■ Instructions to follow: Please copy out these lines word for word, every listing included.

■ Items in a dataset:
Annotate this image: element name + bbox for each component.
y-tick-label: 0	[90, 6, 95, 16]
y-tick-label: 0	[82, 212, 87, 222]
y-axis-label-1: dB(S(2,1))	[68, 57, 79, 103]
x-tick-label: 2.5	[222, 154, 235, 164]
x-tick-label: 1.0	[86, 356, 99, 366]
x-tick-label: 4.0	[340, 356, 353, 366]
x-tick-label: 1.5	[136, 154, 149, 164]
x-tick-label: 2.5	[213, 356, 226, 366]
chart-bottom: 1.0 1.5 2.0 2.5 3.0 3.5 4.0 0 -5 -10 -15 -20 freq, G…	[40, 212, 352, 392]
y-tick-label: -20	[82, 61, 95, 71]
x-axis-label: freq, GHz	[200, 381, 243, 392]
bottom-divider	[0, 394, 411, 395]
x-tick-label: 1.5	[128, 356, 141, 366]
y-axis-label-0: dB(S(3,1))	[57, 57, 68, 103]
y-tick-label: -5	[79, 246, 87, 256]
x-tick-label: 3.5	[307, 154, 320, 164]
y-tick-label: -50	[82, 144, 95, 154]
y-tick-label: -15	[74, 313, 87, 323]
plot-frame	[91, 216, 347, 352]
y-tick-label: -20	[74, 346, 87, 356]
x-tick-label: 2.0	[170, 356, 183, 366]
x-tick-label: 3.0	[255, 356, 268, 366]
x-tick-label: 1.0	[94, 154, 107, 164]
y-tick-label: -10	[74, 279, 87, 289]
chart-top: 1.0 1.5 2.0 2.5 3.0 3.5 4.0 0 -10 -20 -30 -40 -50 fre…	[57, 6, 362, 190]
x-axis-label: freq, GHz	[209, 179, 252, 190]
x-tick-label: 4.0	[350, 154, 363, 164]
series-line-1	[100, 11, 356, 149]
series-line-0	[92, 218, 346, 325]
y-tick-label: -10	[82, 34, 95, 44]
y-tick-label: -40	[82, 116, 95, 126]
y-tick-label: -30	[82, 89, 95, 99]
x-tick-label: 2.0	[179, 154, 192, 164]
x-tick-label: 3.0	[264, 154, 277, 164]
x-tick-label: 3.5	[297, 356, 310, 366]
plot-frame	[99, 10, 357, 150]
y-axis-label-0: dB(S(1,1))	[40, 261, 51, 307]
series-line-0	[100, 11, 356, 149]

■ Answer to this exercise:
Annotate this image: element name + bbox for each component.
y-tick-label: 0	[90, 6, 95, 16]
y-tick-label: 0	[82, 212, 87, 222]
y-axis-label-1: dB(S(2,1))	[68, 57, 79, 103]
x-tick-label: 2.5	[222, 154, 235, 164]
x-tick-label: 1.0	[86, 356, 99, 366]
x-tick-label: 4.0	[340, 356, 353, 366]
x-tick-label: 1.5	[136, 154, 149, 164]
x-tick-label: 2.5	[213, 356, 226, 366]
chart-bottom: 1.0 1.5 2.0 2.5 3.0 3.5 4.0 0 -5 -10 -15 -20 freq, G…	[40, 212, 352, 392]
y-tick-label: -20	[82, 61, 95, 71]
x-axis-label: freq, GHz	[200, 381, 243, 392]
bottom-divider	[0, 394, 411, 395]
x-tick-label: 1.5	[128, 356, 141, 366]
y-axis-label-0: dB(S(3,1))	[57, 57, 68, 103]
y-tick-label: -5	[79, 246, 87, 256]
x-tick-label: 3.5	[307, 154, 320, 164]
y-tick-label: -50	[82, 144, 95, 154]
y-tick-label: -15	[74, 313, 87, 323]
plot-frame	[91, 216, 347, 352]
y-tick-label: -20	[74, 346, 87, 356]
x-tick-label: 2.0	[170, 356, 183, 366]
x-tick-label: 3.0	[255, 356, 268, 366]
x-tick-label: 1.0	[94, 154, 107, 164]
y-tick-label: -10	[74, 279, 87, 289]
chart-top: 1.0 1.5 2.0 2.5 3.0 3.5 4.0 0 -10 -20 -30 -40 -50 fre…	[57, 6, 362, 190]
x-axis-label: freq, GHz	[209, 179, 252, 190]
x-tick-label: 4.0	[350, 154, 363, 164]
series-line-1	[100, 11, 356, 149]
series-line-0	[92, 218, 346, 325]
y-tick-label: -10	[82, 34, 95, 44]
y-tick-label: -40	[82, 116, 95, 126]
y-tick-label: -30	[82, 89, 95, 99]
x-tick-label: 2.0	[179, 154, 192, 164]
x-tick-label: 3.0	[264, 154, 277, 164]
x-tick-label: 3.5	[297, 356, 310, 366]
plot-frame	[99, 10, 357, 150]
y-axis-label-0: dB(S(1,1))	[40, 261, 51, 307]
series-line-0	[100, 11, 356, 149]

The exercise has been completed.